▸ What needs to be done: Work through the data and report how many lines include the string "shear", giving the number alone.

(Figure content listings)

━━━━━━━━━━━━━━━━

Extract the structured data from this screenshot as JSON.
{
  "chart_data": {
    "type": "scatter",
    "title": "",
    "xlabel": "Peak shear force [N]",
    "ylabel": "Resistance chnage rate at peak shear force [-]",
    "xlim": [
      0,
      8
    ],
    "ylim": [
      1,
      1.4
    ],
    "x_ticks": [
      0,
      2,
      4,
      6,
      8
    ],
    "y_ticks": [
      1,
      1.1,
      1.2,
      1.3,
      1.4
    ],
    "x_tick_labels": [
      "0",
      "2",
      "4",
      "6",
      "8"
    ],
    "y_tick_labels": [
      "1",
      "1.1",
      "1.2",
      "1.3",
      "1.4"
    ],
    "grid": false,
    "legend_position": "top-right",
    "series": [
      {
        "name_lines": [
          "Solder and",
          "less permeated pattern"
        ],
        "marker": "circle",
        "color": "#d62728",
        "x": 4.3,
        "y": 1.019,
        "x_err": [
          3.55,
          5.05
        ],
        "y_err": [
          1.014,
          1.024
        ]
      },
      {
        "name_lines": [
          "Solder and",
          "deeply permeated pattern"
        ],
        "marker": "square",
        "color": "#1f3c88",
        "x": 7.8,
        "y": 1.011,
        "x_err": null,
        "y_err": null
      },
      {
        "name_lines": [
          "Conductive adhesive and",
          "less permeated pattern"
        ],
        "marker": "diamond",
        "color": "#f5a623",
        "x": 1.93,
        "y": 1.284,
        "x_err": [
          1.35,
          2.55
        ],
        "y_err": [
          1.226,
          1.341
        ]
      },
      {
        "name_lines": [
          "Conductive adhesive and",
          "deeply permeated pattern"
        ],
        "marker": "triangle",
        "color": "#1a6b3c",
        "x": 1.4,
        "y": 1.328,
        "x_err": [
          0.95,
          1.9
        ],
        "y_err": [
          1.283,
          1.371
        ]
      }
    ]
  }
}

━━━━━━━━━━━━━━━━

▸ Written solution: 2